JOB: Below are records to transcribe exactly, without their pictures.

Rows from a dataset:
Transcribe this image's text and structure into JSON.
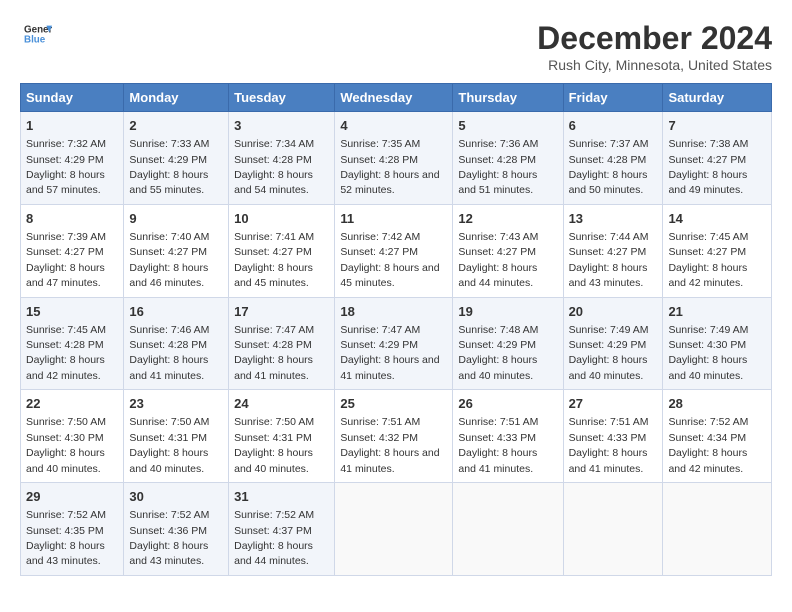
{
  "header": {
    "logo_line1": "General",
    "logo_line2": "Blue",
    "month": "December 2024",
    "location": "Rush City, Minnesota, United States"
  },
  "days_of_week": [
    "Sunday",
    "Monday",
    "Tuesday",
    "Wednesday",
    "Thursday",
    "Friday",
    "Saturday"
  ],
  "weeks": [
    [
      {
        "day": "1",
        "sunrise": "7:32 AM",
        "sunset": "4:29 PM",
        "daylight": "8 hours and 57 minutes."
      },
      {
        "day": "2",
        "sunrise": "7:33 AM",
        "sunset": "4:29 PM",
        "daylight": "8 hours and 55 minutes."
      },
      {
        "day": "3",
        "sunrise": "7:34 AM",
        "sunset": "4:28 PM",
        "daylight": "8 hours and 54 minutes."
      },
      {
        "day": "4",
        "sunrise": "7:35 AM",
        "sunset": "4:28 PM",
        "daylight": "8 hours and 52 minutes."
      },
      {
        "day": "5",
        "sunrise": "7:36 AM",
        "sunset": "4:28 PM",
        "daylight": "8 hours and 51 minutes."
      },
      {
        "day": "6",
        "sunrise": "7:37 AM",
        "sunset": "4:28 PM",
        "daylight": "8 hours and 50 minutes."
      },
      {
        "day": "7",
        "sunrise": "7:38 AM",
        "sunset": "4:27 PM",
        "daylight": "8 hours and 49 minutes."
      }
    ],
    [
      {
        "day": "8",
        "sunrise": "7:39 AM",
        "sunset": "4:27 PM",
        "daylight": "8 hours and 47 minutes."
      },
      {
        "day": "9",
        "sunrise": "7:40 AM",
        "sunset": "4:27 PM",
        "daylight": "8 hours and 46 minutes."
      },
      {
        "day": "10",
        "sunrise": "7:41 AM",
        "sunset": "4:27 PM",
        "daylight": "8 hours and 45 minutes."
      },
      {
        "day": "11",
        "sunrise": "7:42 AM",
        "sunset": "4:27 PM",
        "daylight": "8 hours and 45 minutes."
      },
      {
        "day": "12",
        "sunrise": "7:43 AM",
        "sunset": "4:27 PM",
        "daylight": "8 hours and 44 minutes."
      },
      {
        "day": "13",
        "sunrise": "7:44 AM",
        "sunset": "4:27 PM",
        "daylight": "8 hours and 43 minutes."
      },
      {
        "day": "14",
        "sunrise": "7:45 AM",
        "sunset": "4:27 PM",
        "daylight": "8 hours and 42 minutes."
      }
    ],
    [
      {
        "day": "15",
        "sunrise": "7:45 AM",
        "sunset": "4:28 PM",
        "daylight": "8 hours and 42 minutes."
      },
      {
        "day": "16",
        "sunrise": "7:46 AM",
        "sunset": "4:28 PM",
        "daylight": "8 hours and 41 minutes."
      },
      {
        "day": "17",
        "sunrise": "7:47 AM",
        "sunset": "4:28 PM",
        "daylight": "8 hours and 41 minutes."
      },
      {
        "day": "18",
        "sunrise": "7:47 AM",
        "sunset": "4:29 PM",
        "daylight": "8 hours and 41 minutes."
      },
      {
        "day": "19",
        "sunrise": "7:48 AM",
        "sunset": "4:29 PM",
        "daylight": "8 hours and 40 minutes."
      },
      {
        "day": "20",
        "sunrise": "7:49 AM",
        "sunset": "4:29 PM",
        "daylight": "8 hours and 40 minutes."
      },
      {
        "day": "21",
        "sunrise": "7:49 AM",
        "sunset": "4:30 PM",
        "daylight": "8 hours and 40 minutes."
      }
    ],
    [
      {
        "day": "22",
        "sunrise": "7:50 AM",
        "sunset": "4:30 PM",
        "daylight": "8 hours and 40 minutes."
      },
      {
        "day": "23",
        "sunrise": "7:50 AM",
        "sunset": "4:31 PM",
        "daylight": "8 hours and 40 minutes."
      },
      {
        "day": "24",
        "sunrise": "7:50 AM",
        "sunset": "4:31 PM",
        "daylight": "8 hours and 40 minutes."
      },
      {
        "day": "25",
        "sunrise": "7:51 AM",
        "sunset": "4:32 PM",
        "daylight": "8 hours and 41 minutes."
      },
      {
        "day": "26",
        "sunrise": "7:51 AM",
        "sunset": "4:33 PM",
        "daylight": "8 hours and 41 minutes."
      },
      {
        "day": "27",
        "sunrise": "7:51 AM",
        "sunset": "4:33 PM",
        "daylight": "8 hours and 41 minutes."
      },
      {
        "day": "28",
        "sunrise": "7:52 AM",
        "sunset": "4:34 PM",
        "daylight": "8 hours and 42 minutes."
      }
    ],
    [
      {
        "day": "29",
        "sunrise": "7:52 AM",
        "sunset": "4:35 PM",
        "daylight": "8 hours and 43 minutes."
      },
      {
        "day": "30",
        "sunrise": "7:52 AM",
        "sunset": "4:36 PM",
        "daylight": "8 hours and 43 minutes."
      },
      {
        "day": "31",
        "sunrise": "7:52 AM",
        "sunset": "4:37 PM",
        "daylight": "8 hours and 44 minutes."
      },
      null,
      null,
      null,
      null
    ]
  ],
  "labels": {
    "sunrise": "Sunrise:",
    "sunset": "Sunset:",
    "daylight": "Daylight:"
  }
}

WORKED ANSWER:
Transcribe this image's text and structure into JSON.
{
  "header": {
    "logo_line1": "General",
    "logo_line2": "Blue",
    "month": "December 2024",
    "location": "Rush City, Minnesota, United States"
  },
  "days_of_week": [
    "Sunday",
    "Monday",
    "Tuesday",
    "Wednesday",
    "Thursday",
    "Friday",
    "Saturday"
  ],
  "weeks": [
    [
      {
        "day": "1",
        "sunrise": "7:32 AM",
        "sunset": "4:29 PM",
        "daylight": "8 hours and 57 minutes."
      },
      {
        "day": "2",
        "sunrise": "7:33 AM",
        "sunset": "4:29 PM",
        "daylight": "8 hours and 55 minutes."
      },
      {
        "day": "3",
        "sunrise": "7:34 AM",
        "sunset": "4:28 PM",
        "daylight": "8 hours and 54 minutes."
      },
      {
        "day": "4",
        "sunrise": "7:35 AM",
        "sunset": "4:28 PM",
        "daylight": "8 hours and 52 minutes."
      },
      {
        "day": "5",
        "sunrise": "7:36 AM",
        "sunset": "4:28 PM",
        "daylight": "8 hours and 51 minutes."
      },
      {
        "day": "6",
        "sunrise": "7:37 AM",
        "sunset": "4:28 PM",
        "daylight": "8 hours and 50 minutes."
      },
      {
        "day": "7",
        "sunrise": "7:38 AM",
        "sunset": "4:27 PM",
        "daylight": "8 hours and 49 minutes."
      }
    ],
    [
      {
        "day": "8",
        "sunrise": "7:39 AM",
        "sunset": "4:27 PM",
        "daylight": "8 hours and 47 minutes."
      },
      {
        "day": "9",
        "sunrise": "7:40 AM",
        "sunset": "4:27 PM",
        "daylight": "8 hours and 46 minutes."
      },
      {
        "day": "10",
        "sunrise": "7:41 AM",
        "sunset": "4:27 PM",
        "daylight": "8 hours and 45 minutes."
      },
      {
        "day": "11",
        "sunrise": "7:42 AM",
        "sunset": "4:27 PM",
        "daylight": "8 hours and 45 minutes."
      },
      {
        "day": "12",
        "sunrise": "7:43 AM",
        "sunset": "4:27 PM",
        "daylight": "8 hours and 44 minutes."
      },
      {
        "day": "13",
        "sunrise": "7:44 AM",
        "sunset": "4:27 PM",
        "daylight": "8 hours and 43 minutes."
      },
      {
        "day": "14",
        "sunrise": "7:45 AM",
        "sunset": "4:27 PM",
        "daylight": "8 hours and 42 minutes."
      }
    ],
    [
      {
        "day": "15",
        "sunrise": "7:45 AM",
        "sunset": "4:28 PM",
        "daylight": "8 hours and 42 minutes."
      },
      {
        "day": "16",
        "sunrise": "7:46 AM",
        "sunset": "4:28 PM",
        "daylight": "8 hours and 41 minutes."
      },
      {
        "day": "17",
        "sunrise": "7:47 AM",
        "sunset": "4:28 PM",
        "daylight": "8 hours and 41 minutes."
      },
      {
        "day": "18",
        "sunrise": "7:47 AM",
        "sunset": "4:29 PM",
        "daylight": "8 hours and 41 minutes."
      },
      {
        "day": "19",
        "sunrise": "7:48 AM",
        "sunset": "4:29 PM",
        "daylight": "8 hours and 40 minutes."
      },
      {
        "day": "20",
        "sunrise": "7:49 AM",
        "sunset": "4:29 PM",
        "daylight": "8 hours and 40 minutes."
      },
      {
        "day": "21",
        "sunrise": "7:49 AM",
        "sunset": "4:30 PM",
        "daylight": "8 hours and 40 minutes."
      }
    ],
    [
      {
        "day": "22",
        "sunrise": "7:50 AM",
        "sunset": "4:30 PM",
        "daylight": "8 hours and 40 minutes."
      },
      {
        "day": "23",
        "sunrise": "7:50 AM",
        "sunset": "4:31 PM",
        "daylight": "8 hours and 40 minutes."
      },
      {
        "day": "24",
        "sunrise": "7:50 AM",
        "sunset": "4:31 PM",
        "daylight": "8 hours and 40 minutes."
      },
      {
        "day": "25",
        "sunrise": "7:51 AM",
        "sunset": "4:32 PM",
        "daylight": "8 hours and 41 minutes."
      },
      {
        "day": "26",
        "sunrise": "7:51 AM",
        "sunset": "4:33 PM",
        "daylight": "8 hours and 41 minutes."
      },
      {
        "day": "27",
        "sunrise": "7:51 AM",
        "sunset": "4:33 PM",
        "daylight": "8 hours and 41 minutes."
      },
      {
        "day": "28",
        "sunrise": "7:52 AM",
        "sunset": "4:34 PM",
        "daylight": "8 hours and 42 minutes."
      }
    ],
    [
      {
        "day": "29",
        "sunrise": "7:52 AM",
        "sunset": "4:35 PM",
        "daylight": "8 hours and 43 minutes."
      },
      {
        "day": "30",
        "sunrise": "7:52 AM",
        "sunset": "4:36 PM",
        "daylight": "8 hours and 43 minutes."
      },
      {
        "day": "31",
        "sunrise": "7:52 AM",
        "sunset": "4:37 PM",
        "daylight": "8 hours and 44 minutes."
      },
      null,
      null,
      null,
      null
    ]
  ],
  "labels": {
    "sunrise": "Sunrise:",
    "sunset": "Sunset:",
    "daylight": "Daylight:"
  }
}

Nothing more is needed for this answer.